Calculate how many lines in the following records hold the word "思路点拨", and report that number without comment.

Start Material provided

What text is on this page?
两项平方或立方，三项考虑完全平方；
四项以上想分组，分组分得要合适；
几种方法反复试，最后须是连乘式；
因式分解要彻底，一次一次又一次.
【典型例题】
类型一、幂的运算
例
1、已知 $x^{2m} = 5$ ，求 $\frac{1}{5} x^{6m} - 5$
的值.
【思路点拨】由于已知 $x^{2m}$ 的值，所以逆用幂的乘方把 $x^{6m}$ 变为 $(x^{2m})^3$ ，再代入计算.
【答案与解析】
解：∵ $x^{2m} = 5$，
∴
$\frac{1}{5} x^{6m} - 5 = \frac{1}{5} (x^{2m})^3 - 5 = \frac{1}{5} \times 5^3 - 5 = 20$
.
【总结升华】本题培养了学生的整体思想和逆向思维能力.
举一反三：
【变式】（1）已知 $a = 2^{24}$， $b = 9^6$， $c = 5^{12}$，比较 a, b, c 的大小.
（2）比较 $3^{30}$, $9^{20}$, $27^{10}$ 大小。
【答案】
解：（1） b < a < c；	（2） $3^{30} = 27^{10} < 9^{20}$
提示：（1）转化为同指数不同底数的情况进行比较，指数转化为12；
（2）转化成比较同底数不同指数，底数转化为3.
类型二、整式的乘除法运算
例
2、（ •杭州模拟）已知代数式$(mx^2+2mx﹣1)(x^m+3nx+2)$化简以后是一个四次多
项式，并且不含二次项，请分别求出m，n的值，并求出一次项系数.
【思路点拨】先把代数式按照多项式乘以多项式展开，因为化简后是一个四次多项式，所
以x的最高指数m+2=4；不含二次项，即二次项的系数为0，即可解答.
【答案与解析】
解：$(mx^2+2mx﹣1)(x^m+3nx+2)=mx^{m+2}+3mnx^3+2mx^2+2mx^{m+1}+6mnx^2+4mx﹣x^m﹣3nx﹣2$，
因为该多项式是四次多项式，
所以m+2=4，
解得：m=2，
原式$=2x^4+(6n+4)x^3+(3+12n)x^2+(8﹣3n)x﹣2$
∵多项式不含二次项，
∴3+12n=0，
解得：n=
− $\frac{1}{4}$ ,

End Material provided

### [Right answer]
2